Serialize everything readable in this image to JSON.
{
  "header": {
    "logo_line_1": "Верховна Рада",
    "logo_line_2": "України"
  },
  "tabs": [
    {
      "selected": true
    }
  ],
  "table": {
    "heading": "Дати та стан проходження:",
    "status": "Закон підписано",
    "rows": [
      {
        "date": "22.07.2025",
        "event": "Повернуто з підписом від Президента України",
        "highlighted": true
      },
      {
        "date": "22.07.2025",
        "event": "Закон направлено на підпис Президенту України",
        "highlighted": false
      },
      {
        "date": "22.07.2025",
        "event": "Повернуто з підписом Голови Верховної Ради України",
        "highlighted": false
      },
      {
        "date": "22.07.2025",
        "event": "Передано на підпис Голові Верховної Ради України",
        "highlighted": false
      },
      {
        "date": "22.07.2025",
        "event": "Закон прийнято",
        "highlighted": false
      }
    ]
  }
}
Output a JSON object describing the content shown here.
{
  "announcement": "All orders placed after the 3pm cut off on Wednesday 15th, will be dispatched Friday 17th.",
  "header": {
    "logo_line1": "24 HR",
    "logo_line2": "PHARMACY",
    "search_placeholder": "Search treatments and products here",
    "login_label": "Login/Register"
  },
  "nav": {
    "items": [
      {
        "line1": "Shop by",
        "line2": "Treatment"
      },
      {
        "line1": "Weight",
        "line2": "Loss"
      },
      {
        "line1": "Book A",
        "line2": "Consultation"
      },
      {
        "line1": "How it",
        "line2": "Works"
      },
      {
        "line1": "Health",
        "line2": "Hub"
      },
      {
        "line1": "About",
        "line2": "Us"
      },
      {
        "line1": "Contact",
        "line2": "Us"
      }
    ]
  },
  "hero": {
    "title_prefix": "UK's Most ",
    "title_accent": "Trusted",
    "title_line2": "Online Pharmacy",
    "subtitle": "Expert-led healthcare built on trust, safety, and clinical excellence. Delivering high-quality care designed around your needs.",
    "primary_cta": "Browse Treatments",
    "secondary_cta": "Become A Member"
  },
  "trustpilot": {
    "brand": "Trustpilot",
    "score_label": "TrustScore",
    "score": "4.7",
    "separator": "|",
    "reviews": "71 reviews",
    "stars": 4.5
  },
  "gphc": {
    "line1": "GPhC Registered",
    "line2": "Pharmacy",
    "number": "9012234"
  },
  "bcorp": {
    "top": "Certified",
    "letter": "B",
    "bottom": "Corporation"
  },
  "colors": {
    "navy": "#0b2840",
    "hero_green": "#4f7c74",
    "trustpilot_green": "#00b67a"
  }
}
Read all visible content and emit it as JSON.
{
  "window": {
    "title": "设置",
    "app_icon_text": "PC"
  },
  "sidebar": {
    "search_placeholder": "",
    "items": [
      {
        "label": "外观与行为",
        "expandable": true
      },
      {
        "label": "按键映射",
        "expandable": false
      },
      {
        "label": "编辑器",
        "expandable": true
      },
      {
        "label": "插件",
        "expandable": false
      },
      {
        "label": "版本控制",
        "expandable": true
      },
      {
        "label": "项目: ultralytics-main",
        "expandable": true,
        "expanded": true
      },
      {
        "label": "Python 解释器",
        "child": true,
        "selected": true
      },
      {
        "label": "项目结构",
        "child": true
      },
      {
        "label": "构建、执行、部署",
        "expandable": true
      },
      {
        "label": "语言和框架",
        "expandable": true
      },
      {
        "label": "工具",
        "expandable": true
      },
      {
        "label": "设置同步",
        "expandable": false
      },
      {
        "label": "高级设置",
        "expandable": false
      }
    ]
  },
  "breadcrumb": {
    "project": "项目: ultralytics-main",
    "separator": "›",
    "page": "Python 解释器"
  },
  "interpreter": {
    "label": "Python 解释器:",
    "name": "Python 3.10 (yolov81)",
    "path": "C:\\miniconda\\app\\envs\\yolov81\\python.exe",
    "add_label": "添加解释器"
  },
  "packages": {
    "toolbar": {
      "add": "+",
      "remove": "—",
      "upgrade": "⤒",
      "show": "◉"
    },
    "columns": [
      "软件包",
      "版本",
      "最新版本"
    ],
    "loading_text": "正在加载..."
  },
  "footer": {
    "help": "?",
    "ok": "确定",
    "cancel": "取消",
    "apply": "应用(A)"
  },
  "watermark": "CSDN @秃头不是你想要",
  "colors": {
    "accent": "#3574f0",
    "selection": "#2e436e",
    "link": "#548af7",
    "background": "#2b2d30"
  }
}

---

**Written exercise:** Of all the lines in the data above, state how many include "Ради". Say only the number.

**Result of this exercise:** 2